• _Task goal_: Return the material word for word. Do not include pictures.

Data entries

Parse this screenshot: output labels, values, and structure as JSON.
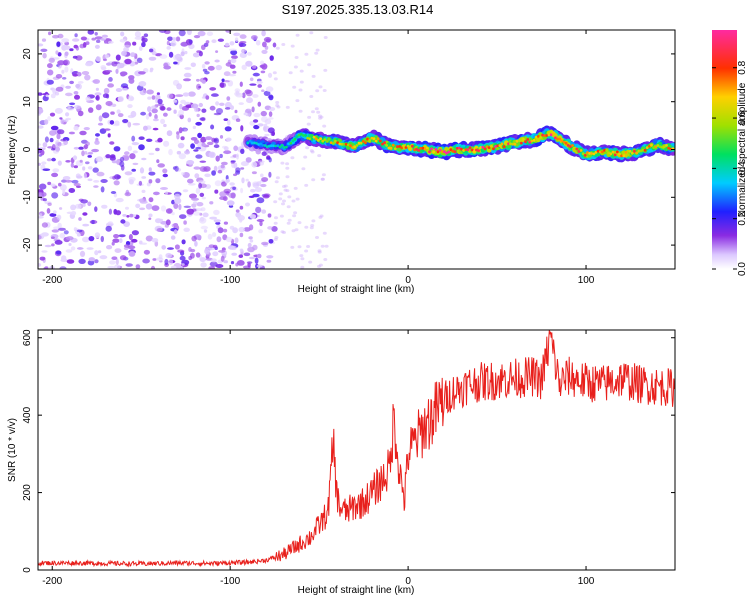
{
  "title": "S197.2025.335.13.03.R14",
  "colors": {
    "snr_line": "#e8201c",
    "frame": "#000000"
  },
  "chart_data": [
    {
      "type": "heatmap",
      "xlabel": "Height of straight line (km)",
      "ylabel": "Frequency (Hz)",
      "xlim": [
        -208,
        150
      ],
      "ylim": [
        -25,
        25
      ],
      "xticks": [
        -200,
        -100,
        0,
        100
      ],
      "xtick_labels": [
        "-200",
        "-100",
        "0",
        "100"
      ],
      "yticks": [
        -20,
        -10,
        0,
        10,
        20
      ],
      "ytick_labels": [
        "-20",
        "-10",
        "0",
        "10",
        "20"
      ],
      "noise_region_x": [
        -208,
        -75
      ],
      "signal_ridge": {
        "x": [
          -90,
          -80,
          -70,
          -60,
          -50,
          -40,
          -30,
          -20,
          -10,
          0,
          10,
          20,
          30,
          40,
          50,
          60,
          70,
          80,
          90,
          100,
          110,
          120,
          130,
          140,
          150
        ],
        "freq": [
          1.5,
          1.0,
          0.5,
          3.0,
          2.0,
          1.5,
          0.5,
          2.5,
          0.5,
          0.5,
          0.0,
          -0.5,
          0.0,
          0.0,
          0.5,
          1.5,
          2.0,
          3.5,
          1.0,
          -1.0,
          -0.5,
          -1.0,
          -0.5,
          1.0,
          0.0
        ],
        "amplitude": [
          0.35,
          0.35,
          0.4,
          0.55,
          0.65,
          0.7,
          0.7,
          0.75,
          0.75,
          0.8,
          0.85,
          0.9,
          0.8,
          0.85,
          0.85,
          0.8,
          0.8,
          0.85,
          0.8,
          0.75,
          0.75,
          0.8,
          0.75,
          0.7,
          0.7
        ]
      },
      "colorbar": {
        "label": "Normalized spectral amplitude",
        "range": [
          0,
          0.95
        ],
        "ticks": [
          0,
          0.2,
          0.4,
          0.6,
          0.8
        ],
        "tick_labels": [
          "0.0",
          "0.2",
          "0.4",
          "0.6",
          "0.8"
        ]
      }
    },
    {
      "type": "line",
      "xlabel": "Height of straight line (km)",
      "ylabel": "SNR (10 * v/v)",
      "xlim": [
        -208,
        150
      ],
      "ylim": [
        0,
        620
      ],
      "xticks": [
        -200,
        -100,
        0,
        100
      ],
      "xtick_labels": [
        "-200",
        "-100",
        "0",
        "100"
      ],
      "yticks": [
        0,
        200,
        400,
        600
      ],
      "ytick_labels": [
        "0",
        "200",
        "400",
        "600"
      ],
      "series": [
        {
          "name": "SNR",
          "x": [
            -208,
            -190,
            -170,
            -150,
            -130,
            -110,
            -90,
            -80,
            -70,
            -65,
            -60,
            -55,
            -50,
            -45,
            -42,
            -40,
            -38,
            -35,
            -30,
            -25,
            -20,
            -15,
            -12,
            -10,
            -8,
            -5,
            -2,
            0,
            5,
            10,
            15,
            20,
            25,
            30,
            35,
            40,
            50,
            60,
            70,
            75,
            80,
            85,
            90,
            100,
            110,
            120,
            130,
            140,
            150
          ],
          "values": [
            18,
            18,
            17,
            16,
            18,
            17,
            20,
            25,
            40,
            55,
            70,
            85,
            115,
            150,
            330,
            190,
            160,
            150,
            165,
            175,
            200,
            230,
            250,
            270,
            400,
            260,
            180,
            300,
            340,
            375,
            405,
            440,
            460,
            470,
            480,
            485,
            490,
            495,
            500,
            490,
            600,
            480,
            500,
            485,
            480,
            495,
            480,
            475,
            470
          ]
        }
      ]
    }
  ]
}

• _Exercise solution_:
Parse this screenshot: output labels, values, and structure as JSON.
{
  "title": "S197.2025.335.13.03.R14",
  "colors": {
    "snr_line": "#e8201c",
    "frame": "#000000"
  },
  "chart_data": [
    {
      "type": "heatmap",
      "xlabel": "Height of straight line (km)",
      "ylabel": "Frequency (Hz)",
      "xlim": [
        -208,
        150
      ],
      "ylim": [
        -25,
        25
      ],
      "xticks": [
        -200,
        -100,
        0,
        100
      ],
      "xtick_labels": [
        "-200",
        "-100",
        "0",
        "100"
      ],
      "yticks": [
        -20,
        -10,
        0,
        10,
        20
      ],
      "ytick_labels": [
        "-20",
        "-10",
        "0",
        "10",
        "20"
      ],
      "noise_region_x": [
        -208,
        -75
      ],
      "signal_ridge": {
        "x": [
          -90,
          -80,
          -70,
          -60,
          -50,
          -40,
          -30,
          -20,
          -10,
          0,
          10,
          20,
          30,
          40,
          50,
          60,
          70,
          80,
          90,
          100,
          110,
          120,
          130,
          140,
          150
        ],
        "freq": [
          1.5,
          1.0,
          0.5,
          3.0,
          2.0,
          1.5,
          0.5,
          2.5,
          0.5,
          0.5,
          0.0,
          -0.5,
          0.0,
          0.0,
          0.5,
          1.5,
          2.0,
          3.5,
          1.0,
          -1.0,
          -0.5,
          -1.0,
          -0.5,
          1.0,
          0.0
        ],
        "amplitude": [
          0.35,
          0.35,
          0.4,
          0.55,
          0.65,
          0.7,
          0.7,
          0.75,
          0.75,
          0.8,
          0.85,
          0.9,
          0.8,
          0.85,
          0.85,
          0.8,
          0.8,
          0.85,
          0.8,
          0.75,
          0.75,
          0.8,
          0.75,
          0.7,
          0.7
        ]
      },
      "colorbar": {
        "label": "Normalized spectral amplitude",
        "range": [
          0,
          0.95
        ],
        "ticks": [
          0,
          0.2,
          0.4,
          0.6,
          0.8
        ],
        "tick_labels": [
          "0.0",
          "0.2",
          "0.4",
          "0.6",
          "0.8"
        ]
      }
    },
    {
      "type": "line",
      "xlabel": "Height of straight line (km)",
      "ylabel": "SNR (10 * v/v)",
      "xlim": [
        -208,
        150
      ],
      "ylim": [
        0,
        620
      ],
      "xticks": [
        -200,
        -100,
        0,
        100
      ],
      "xtick_labels": [
        "-200",
        "-100",
        "0",
        "100"
      ],
      "yticks": [
        0,
        200,
        400,
        600
      ],
      "ytick_labels": [
        "0",
        "200",
        "400",
        "600"
      ],
      "series": [
        {
          "name": "SNR",
          "x": [
            -208,
            -190,
            -170,
            -150,
            -130,
            -110,
            -90,
            -80,
            -70,
            -65,
            -60,
            -55,
            -50,
            -45,
            -42,
            -40,
            -38,
            -35,
            -30,
            -25,
            -20,
            -15,
            -12,
            -10,
            -8,
            -5,
            -2,
            0,
            5,
            10,
            15,
            20,
            25,
            30,
            35,
            40,
            50,
            60,
            70,
            75,
            80,
            85,
            90,
            100,
            110,
            120,
            130,
            140,
            150
          ],
          "values": [
            18,
            18,
            17,
            16,
            18,
            17,
            20,
            25,
            40,
            55,
            70,
            85,
            115,
            150,
            330,
            190,
            160,
            150,
            165,
            175,
            200,
            230,
            250,
            270,
            400,
            260,
            180,
            300,
            340,
            375,
            405,
            440,
            460,
            470,
            480,
            485,
            490,
            495,
            500,
            490,
            600,
            480,
            500,
            485,
            480,
            495,
            480,
            475,
            470
          ]
        }
      ]
    }
  ]
}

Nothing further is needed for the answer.